--- START MATERIAL SHOWN ---

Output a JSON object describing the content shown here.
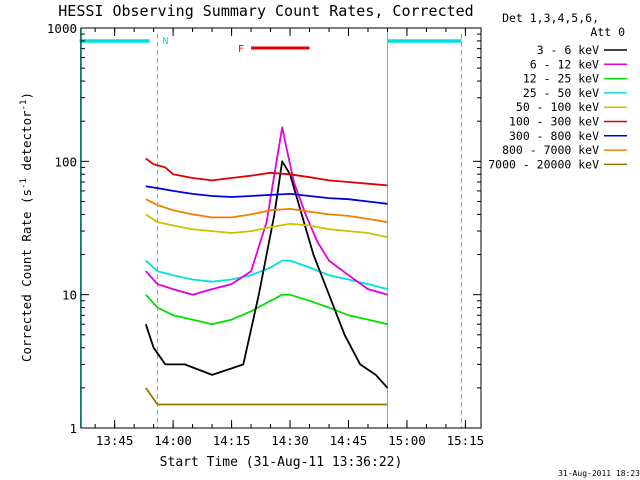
{
  "chart_data": {
    "type": "line",
    "title": "HESSI Observing Summary Count Rates, Corrected",
    "xlabel": "Start Time (31-Aug-11 13:36:22)",
    "ylabel": "Corrected Count Rate (s⁻¹ detector⁻¹)",
    "ylabel_parts": {
      "a": "Corrected Count Rate (s",
      "b": "-1",
      "c": " detector",
      "d": "-1",
      "e": ")"
    },
    "y_scale": "log",
    "ylim": [
      1,
      1000
    ],
    "xlim": [
      "13:36:22",
      "15:19:00"
    ],
    "x_ticks": [
      "13:45",
      "14:00",
      "14:15",
      "14:30",
      "14:45",
      "15:00",
      "15:15"
    ],
    "y_ticks": [
      "1",
      "10",
      "100",
      "1000"
    ],
    "legend_position": "right",
    "legend_header": [
      "Det 1,3,4,5,6,",
      "Att 0"
    ],
    "date_stamp": "31-Aug-2011 18:23",
    "annotations": {
      "flare_marker": {
        "label": "F",
        "start": "14:20",
        "end": "14:35",
        "color": "#e00000"
      },
      "night_marker": {
        "label": "N",
        "start": "13:56",
        "end": "14:54",
        "color": "#00e0e0"
      },
      "pre_eclipse_bar": {
        "start": "13:36",
        "end": "13:54"
      },
      "post_eclipse_bar": {
        "start": "14:55",
        "end": "15:14"
      }
    },
    "series": [
      {
        "name": "3 - 6 keV",
        "color": "#000000",
        "points": [
          [
            "13:53",
            6
          ],
          [
            "13:55",
            4
          ],
          [
            "13:58",
            3
          ],
          [
            "14:03",
            3
          ],
          [
            "14:10",
            2.5
          ],
          [
            "14:15",
            2.8
          ],
          [
            "14:18",
            3
          ],
          [
            "14:22",
            10
          ],
          [
            "14:26",
            40
          ],
          [
            "14:28",
            100
          ],
          [
            "14:30",
            80
          ],
          [
            "14:33",
            40
          ],
          [
            "14:36",
            20
          ],
          [
            "14:40",
            10
          ],
          [
            "14:44",
            5
          ],
          [
            "14:48",
            3
          ],
          [
            "14:52",
            2.5
          ],
          [
            "14:55",
            2
          ]
        ]
      },
      {
        "name": "6 - 12 keV",
        "color": "#e000e0",
        "points": [
          [
            "13:53",
            15
          ],
          [
            "13:56",
            12
          ],
          [
            "14:00",
            11
          ],
          [
            "14:05",
            10
          ],
          [
            "14:10",
            11
          ],
          [
            "14:15",
            12
          ],
          [
            "14:20",
            15
          ],
          [
            "14:24",
            35
          ],
          [
            "14:26",
            80
          ],
          [
            "14:28",
            180
          ],
          [
            "14:29",
            130
          ],
          [
            "14:31",
            70
          ],
          [
            "14:34",
            40
          ],
          [
            "14:37",
            25
          ],
          [
            "14:40",
            18
          ],
          [
            "14:45",
            14
          ],
          [
            "14:50",
            11
          ],
          [
            "14:55",
            10
          ]
        ]
      },
      {
        "name": "12 - 25 keV",
        "color": "#00e000",
        "points": [
          [
            "13:53",
            10
          ],
          [
            "13:56",
            8
          ],
          [
            "14:00",
            7
          ],
          [
            "14:05",
            6.5
          ],
          [
            "14:10",
            6
          ],
          [
            "14:15",
            6.5
          ],
          [
            "14:20",
            7.5
          ],
          [
            "14:25",
            9
          ],
          [
            "14:28",
            10
          ],
          [
            "14:30",
            10
          ],
          [
            "14:35",
            9
          ],
          [
            "14:40",
            8
          ],
          [
            "14:45",
            7
          ],
          [
            "14:50",
            6.5
          ],
          [
            "14:55",
            6
          ]
        ]
      },
      {
        "name": "25 - 50 keV",
        "color": "#00e0e0",
        "points": [
          [
            "13:53",
            18
          ],
          [
            "13:56",
            15
          ],
          [
            "14:00",
            14
          ],
          [
            "14:05",
            13
          ],
          [
            "14:10",
            12.5
          ],
          [
            "14:15",
            13
          ],
          [
            "14:20",
            14
          ],
          [
            "14:25",
            16
          ],
          [
            "14:28",
            18
          ],
          [
            "14:30",
            18
          ],
          [
            "14:35",
            16
          ],
          [
            "14:40",
            14
          ],
          [
            "14:45",
            13
          ],
          [
            "14:50",
            12
          ],
          [
            "14:55",
            11
          ]
        ]
      },
      {
        "name": "50 - 100 keV",
        "color": "#d0c000",
        "points": [
          [
            "13:53",
            40
          ],
          [
            "13:56",
            35
          ],
          [
            "14:00",
            33
          ],
          [
            "14:05",
            31
          ],
          [
            "14:10",
            30
          ],
          [
            "14:15",
            29
          ],
          [
            "14:20",
            30
          ],
          [
            "14:25",
            32
          ],
          [
            "14:30",
            34
          ],
          [
            "14:35",
            33
          ],
          [
            "14:40",
            31
          ],
          [
            "14:45",
            30
          ],
          [
            "14:50",
            29
          ],
          [
            "14:55",
            27
          ]
        ]
      },
      {
        "name": "100 - 300 keV",
        "color": "#e00000",
        "points": [
          [
            "13:53",
            105
          ],
          [
            "13:55",
            95
          ],
          [
            "13:58",
            90
          ],
          [
            "14:00",
            80
          ],
          [
            "14:05",
            75
          ],
          [
            "14:10",
            72
          ],
          [
            "14:15",
            75
          ],
          [
            "14:20",
            78
          ],
          [
            "14:25",
            82
          ],
          [
            "14:30",
            80
          ],
          [
            "14:35",
            76
          ],
          [
            "14:40",
            72
          ],
          [
            "14:45",
            70
          ],
          [
            "14:50",
            68
          ],
          [
            "14:55",
            66
          ]
        ]
      },
      {
        "name": "300 - 800 keV",
        "color": "#0000e0",
        "points": [
          [
            "13:53",
            65
          ],
          [
            "13:56",
            63
          ],
          [
            "14:00",
            60
          ],
          [
            "14:05",
            57
          ],
          [
            "14:10",
            55
          ],
          [
            "14:15",
            54
          ],
          [
            "14:20",
            55
          ],
          [
            "14:25",
            56
          ],
          [
            "14:30",
            57
          ],
          [
            "14:35",
            55
          ],
          [
            "14:40",
            53
          ],
          [
            "14:45",
            52
          ],
          [
            "14:50",
            50
          ],
          [
            "14:55",
            48
          ]
        ]
      },
      {
        "name": "800 - 7000 keV",
        "color": "#f08000",
        "points": [
          [
            "13:53",
            52
          ],
          [
            "13:56",
            47
          ],
          [
            "14:00",
            43
          ],
          [
            "14:05",
            40
          ],
          [
            "14:10",
            38
          ],
          [
            "14:15",
            38
          ],
          [
            "14:20",
            40
          ],
          [
            "14:25",
            43
          ],
          [
            "14:30",
            44
          ],
          [
            "14:35",
            42
          ],
          [
            "14:40",
            40
          ],
          [
            "14:45",
            39
          ],
          [
            "14:50",
            37
          ],
          [
            "14:55",
            35
          ]
        ]
      },
      {
        "name": "7000 - 20000 keV",
        "color": "#8c7c00",
        "points": [
          [
            "13:53",
            2
          ],
          [
            "13:56",
            1.5
          ],
          [
            "14:00",
            1.5
          ],
          [
            "14:05",
            1.5
          ],
          [
            "14:10",
            1.5
          ],
          [
            "14:15",
            1.5
          ],
          [
            "14:20",
            1.5
          ],
          [
            "14:25",
            1.5
          ],
          [
            "14:30",
            1.5
          ],
          [
            "14:35",
            1.5
          ],
          [
            "14:40",
            1.5
          ],
          [
            "14:45",
            1.5
          ],
          [
            "14:50",
            1.5
          ],
          [
            "14:55",
            1.5
          ]
        ]
      }
    ]
  }
}
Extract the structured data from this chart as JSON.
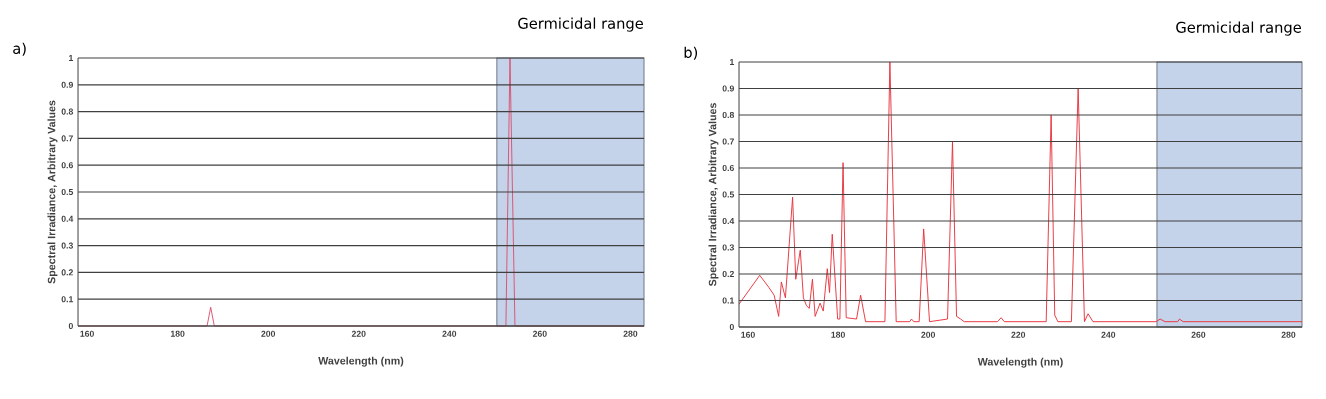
{
  "chart_data": [
    {
      "type": "line",
      "title": "a)",
      "xlabel": "Wavelength (nm)",
      "ylabel": "Spectral Irradiance, Arbitrary Values",
      "series": [
        {
          "color": "#d8506e",
          "x": [
            158,
            186.5,
            187.3,
            188.1,
            252.5,
            253.4,
            254.5,
            283
          ],
          "values": [
            0,
            0,
            0.07,
            0,
            0,
            1,
            0,
            0
          ]
        }
      ],
      "xlim": [
        158,
        283
      ],
      "xticks": [
        160,
        180,
        200,
        220,
        240,
        260,
        280
      ],
      "ylim": [
        0,
        1
      ],
      "yticks": [
        0,
        0.1,
        0.2,
        0.3,
        0.4,
        0.5,
        0.6,
        0.7,
        0.8,
        0.9,
        1
      ],
      "grid": "y",
      "bands": [
        {
          "axis": "x",
          "from": 250.5,
          "to": 283,
          "label": "Germicidal range",
          "color": "#c5d3ea"
        }
      ]
    },
    {
      "type": "line",
      "title": "b)",
      "xlabel": "Wavelength (nm)",
      "ylabel": "Spectral Irradiance, Arbitrary Values",
      "series": [
        {
          "color": "#e8303a",
          "x": [
            158,
            162.6,
            164.6,
            165.8,
            166.8,
            167.4,
            168.3,
            169.9,
            170.6,
            171.6,
            172.3,
            173.0,
            173.6,
            174.3,
            174.9,
            176.0,
            176.7,
            177.6,
            178.1,
            178.7,
            179.9,
            180.4,
            181.1,
            181.8,
            184.1,
            185.0,
            186.1,
            190.4,
            191.5,
            192.9,
            195.9,
            196.3,
            196.8,
            198.0,
            199.0,
            200.3,
            204.3,
            205.4,
            206.3,
            207.2,
            208.0,
            215.4,
            216.2,
            216.9,
            226.2,
            227.3,
            228.1,
            228.8,
            231.8,
            233.3,
            234.7,
            235.5,
            236.6,
            250.6,
            251.5,
            252.6,
            255.4,
            255.8,
            256.6,
            283
          ],
          "values": [
            0.086,
            0.195,
            0.15,
            0.12,
            0.04,
            0.17,
            0.11,
            0.49,
            0.18,
            0.29,
            0.11,
            0.08,
            0.07,
            0.18,
            0.04,
            0.09,
            0.06,
            0.22,
            0.13,
            0.35,
            0.03,
            0.03,
            0.62,
            0.035,
            0.03,
            0.12,
            0.02,
            0.02,
            1,
            0.02,
            0.02,
            0.03,
            0.02,
            0.02,
            0.37,
            0.02,
            0.03,
            0.7,
            0.04,
            0.03,
            0.02,
            0.02,
            0.035,
            0.02,
            0.02,
            0.8,
            0.045,
            0.02,
            0.02,
            0.9,
            0.02,
            0.05,
            0.02,
            0.02,
            0.03,
            0.02,
            0.02,
            0.03,
            0.02,
            0.02
          ]
        }
      ],
      "xlim": [
        158,
        283
      ],
      "xticks": [
        160,
        180,
        200,
        220,
        240,
        260,
        280
      ],
      "ylim": [
        0,
        1
      ],
      "yticks": [
        0,
        0.1,
        0.2,
        0.3,
        0.4,
        0.5,
        0.6,
        0.7,
        0.8,
        0.9,
        1
      ],
      "grid": "y",
      "bands": [
        {
          "axis": "x",
          "from": 250.8,
          "to": 283,
          "label": "Germicidal range",
          "color": "#c5d3ea"
        }
      ]
    }
  ]
}
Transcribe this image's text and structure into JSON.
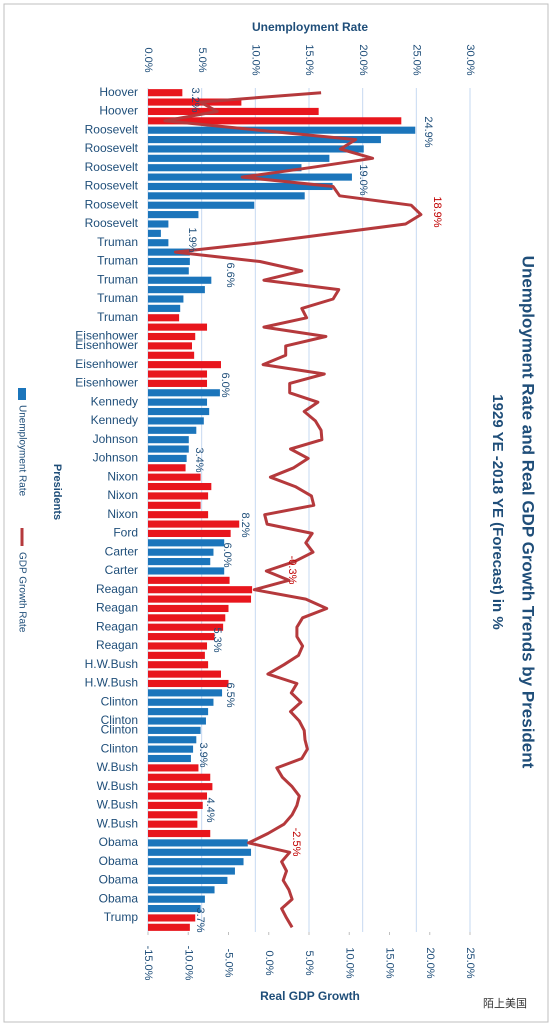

--- END MATERIAL SHOWN ---

Using the material above, copy every line in which the string "name" occurs.

OUTPUT OF THE TASK »
        "name": "3 - 6 keV",
        "name": "6 - 12 keV",
        "name": "12 - 25 keV",
        "name": "25 - 50 keV",
        "name": "50 - 100 keV",
        "name": "100 - 300 keV",
        "name": "300 - 800 keV",
        "name": "800 - 7000 keV",
        "name": "7000 - 20000 keV",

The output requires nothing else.